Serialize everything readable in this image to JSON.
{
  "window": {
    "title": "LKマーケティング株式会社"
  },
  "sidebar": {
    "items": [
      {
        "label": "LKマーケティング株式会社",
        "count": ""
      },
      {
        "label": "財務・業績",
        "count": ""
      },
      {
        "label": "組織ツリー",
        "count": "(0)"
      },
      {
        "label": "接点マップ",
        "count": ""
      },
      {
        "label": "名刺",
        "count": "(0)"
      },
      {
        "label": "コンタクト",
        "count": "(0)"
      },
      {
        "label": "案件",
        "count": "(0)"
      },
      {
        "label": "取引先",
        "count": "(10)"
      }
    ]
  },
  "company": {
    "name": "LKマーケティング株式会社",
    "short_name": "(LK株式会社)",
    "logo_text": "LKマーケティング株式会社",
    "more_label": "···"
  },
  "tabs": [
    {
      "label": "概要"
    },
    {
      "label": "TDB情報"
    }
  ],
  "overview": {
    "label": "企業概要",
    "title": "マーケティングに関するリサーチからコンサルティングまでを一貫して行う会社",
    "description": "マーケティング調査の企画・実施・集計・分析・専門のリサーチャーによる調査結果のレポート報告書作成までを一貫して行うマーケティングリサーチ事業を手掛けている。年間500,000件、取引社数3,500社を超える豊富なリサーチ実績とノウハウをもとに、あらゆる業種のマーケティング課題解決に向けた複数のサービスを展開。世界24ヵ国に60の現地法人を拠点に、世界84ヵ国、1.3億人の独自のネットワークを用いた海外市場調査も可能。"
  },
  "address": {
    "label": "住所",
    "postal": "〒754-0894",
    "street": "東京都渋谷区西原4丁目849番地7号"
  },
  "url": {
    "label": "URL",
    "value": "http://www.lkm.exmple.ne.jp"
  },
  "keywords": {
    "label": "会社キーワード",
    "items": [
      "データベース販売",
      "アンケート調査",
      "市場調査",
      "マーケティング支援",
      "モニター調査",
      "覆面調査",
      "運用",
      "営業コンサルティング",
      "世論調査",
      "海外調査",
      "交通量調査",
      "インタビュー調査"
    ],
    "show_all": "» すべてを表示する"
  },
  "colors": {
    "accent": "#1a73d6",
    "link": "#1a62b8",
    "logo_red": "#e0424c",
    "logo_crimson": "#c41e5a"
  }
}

--------

** Do this **
Restate the data above word for word.

** Written reply **
Serialize everything readable in this image to JSON.
{
  "window": {
    "title": "LKマーケティング株式会社"
  },
  "sidebar": {
    "items": [
      {
        "label": "LKマーケティング株式会社",
        "count": ""
      },
      {
        "label": "財務・業績",
        "count": ""
      },
      {
        "label": "組織ツリー",
        "count": "(0)"
      },
      {
        "label": "接点マップ",
        "count": ""
      },
      {
        "label": "名刺",
        "count": "(0)"
      },
      {
        "label": "コンタクト",
        "count": "(0)"
      },
      {
        "label": "案件",
        "count": "(0)"
      },
      {
        "label": "取引先",
        "count": "(10)"
      }
    ]
  },
  "company": {
    "name": "LKマーケティング株式会社",
    "short_name": "(LK株式会社)",
    "logo_text": "LKマーケティング株式会社",
    "more_label": "···"
  },
  "tabs": [
    {
      "label": "概要"
    },
    {
      "label": "TDB情報"
    }
  ],
  "overview": {
    "label": "企業概要",
    "title": "マーケティングに関するリサーチからコンサルティングまでを一貫して行う会社",
    "description": "マーケティング調査の企画・実施・集計・分析・専門のリサーチャーによる調査結果のレポート報告書作成までを一貫して行うマーケティングリサーチ事業を手掛けている。年間500,000件、取引社数3,500社を超える豊富なリサーチ実績とノウハウをもとに、あらゆる業種のマーケティング課題解決に向けた複数のサービスを展開。世界24ヵ国に60の現地法人を拠点に、世界84ヵ国、1.3億人の独自のネットワークを用いた海外市場調査も可能。"
  },
  "address": {
    "label": "住所",
    "postal": "〒754-0894",
    "street": "東京都渋谷区西原4丁目849番地7号"
  },
  "url": {
    "label": "URL",
    "value": "http://www.lkm.exmple.ne.jp"
  },
  "keywords": {
    "label": "会社キーワード",
    "items": [
      "データベース販売",
      "アンケート調査",
      "市場調査",
      "マーケティング支援",
      "モニター調査",
      "覆面調査",
      "運用",
      "営業コンサルティング",
      "世論調査",
      "海外調査",
      "交通量調査",
      "インタビュー調査"
    ],
    "show_all": "» すべてを表示する"
  },
  "colors": {
    "accent": "#1a73d6",
    "link": "#1a62b8",
    "logo_red": "#e0424c",
    "logo_crimson": "#c41e5a"
  }
}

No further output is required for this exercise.